Structured figure records

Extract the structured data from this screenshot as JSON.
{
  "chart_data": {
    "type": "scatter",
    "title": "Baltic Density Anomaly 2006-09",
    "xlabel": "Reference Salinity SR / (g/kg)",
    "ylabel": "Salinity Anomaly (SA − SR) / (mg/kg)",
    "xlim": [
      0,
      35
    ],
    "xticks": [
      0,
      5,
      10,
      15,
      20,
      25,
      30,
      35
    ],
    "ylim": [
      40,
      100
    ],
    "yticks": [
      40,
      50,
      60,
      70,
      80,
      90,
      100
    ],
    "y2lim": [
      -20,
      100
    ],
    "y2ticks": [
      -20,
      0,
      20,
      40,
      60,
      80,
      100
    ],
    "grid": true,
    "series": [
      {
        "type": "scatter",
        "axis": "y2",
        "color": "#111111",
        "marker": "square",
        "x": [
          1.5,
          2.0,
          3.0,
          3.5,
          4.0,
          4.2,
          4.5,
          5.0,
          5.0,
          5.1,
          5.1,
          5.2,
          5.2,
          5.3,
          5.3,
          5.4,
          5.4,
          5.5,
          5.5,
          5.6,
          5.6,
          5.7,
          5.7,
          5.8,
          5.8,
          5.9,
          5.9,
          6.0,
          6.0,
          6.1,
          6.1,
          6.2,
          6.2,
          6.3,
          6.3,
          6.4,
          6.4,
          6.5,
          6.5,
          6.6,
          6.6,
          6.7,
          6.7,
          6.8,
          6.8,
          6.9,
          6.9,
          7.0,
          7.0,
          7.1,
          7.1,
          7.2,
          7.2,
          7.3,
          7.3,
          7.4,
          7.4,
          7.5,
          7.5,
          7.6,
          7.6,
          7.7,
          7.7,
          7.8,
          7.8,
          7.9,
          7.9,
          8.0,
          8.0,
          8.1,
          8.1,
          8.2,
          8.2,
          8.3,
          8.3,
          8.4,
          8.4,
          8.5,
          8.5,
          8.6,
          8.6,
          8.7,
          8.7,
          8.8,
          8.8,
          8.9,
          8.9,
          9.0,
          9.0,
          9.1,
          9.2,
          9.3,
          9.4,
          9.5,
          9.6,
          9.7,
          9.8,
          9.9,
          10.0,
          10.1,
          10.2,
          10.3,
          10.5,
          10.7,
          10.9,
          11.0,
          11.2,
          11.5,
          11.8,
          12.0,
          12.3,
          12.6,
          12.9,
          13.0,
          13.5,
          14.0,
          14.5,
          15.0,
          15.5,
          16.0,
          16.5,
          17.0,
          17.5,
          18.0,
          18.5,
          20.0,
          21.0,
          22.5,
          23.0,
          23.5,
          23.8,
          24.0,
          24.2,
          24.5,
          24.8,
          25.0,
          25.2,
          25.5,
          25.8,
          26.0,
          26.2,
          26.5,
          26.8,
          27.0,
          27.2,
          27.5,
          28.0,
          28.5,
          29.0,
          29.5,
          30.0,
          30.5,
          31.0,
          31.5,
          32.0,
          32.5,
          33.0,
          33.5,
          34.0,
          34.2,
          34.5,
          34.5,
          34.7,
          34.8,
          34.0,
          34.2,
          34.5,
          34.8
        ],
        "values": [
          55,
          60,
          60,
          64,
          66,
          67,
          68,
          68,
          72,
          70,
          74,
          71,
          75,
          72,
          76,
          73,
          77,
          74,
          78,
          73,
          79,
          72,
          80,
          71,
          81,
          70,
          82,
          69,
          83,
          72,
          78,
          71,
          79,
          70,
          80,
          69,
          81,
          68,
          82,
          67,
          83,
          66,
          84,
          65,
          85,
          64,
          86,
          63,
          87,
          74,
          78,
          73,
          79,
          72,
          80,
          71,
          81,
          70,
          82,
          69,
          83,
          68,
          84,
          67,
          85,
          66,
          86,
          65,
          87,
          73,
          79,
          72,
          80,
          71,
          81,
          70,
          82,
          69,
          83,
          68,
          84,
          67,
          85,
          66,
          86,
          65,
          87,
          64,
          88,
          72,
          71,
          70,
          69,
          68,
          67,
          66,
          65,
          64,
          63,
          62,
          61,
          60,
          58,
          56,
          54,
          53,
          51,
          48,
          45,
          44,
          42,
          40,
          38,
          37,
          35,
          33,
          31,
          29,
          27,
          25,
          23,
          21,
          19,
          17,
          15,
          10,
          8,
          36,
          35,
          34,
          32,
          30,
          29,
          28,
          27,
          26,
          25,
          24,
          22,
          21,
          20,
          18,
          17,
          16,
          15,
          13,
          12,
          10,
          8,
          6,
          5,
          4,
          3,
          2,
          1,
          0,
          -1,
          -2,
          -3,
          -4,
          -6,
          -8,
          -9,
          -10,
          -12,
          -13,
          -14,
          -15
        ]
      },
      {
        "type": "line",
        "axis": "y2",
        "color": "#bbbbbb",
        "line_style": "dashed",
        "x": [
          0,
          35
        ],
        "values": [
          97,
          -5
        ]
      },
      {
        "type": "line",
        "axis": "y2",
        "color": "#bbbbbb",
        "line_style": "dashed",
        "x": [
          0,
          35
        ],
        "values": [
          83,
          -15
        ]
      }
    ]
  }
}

THE EXERCISE:
Give only the count of lines in which the string "Salinity" appears.

SOLUTION TO THIS EXERCISE:
2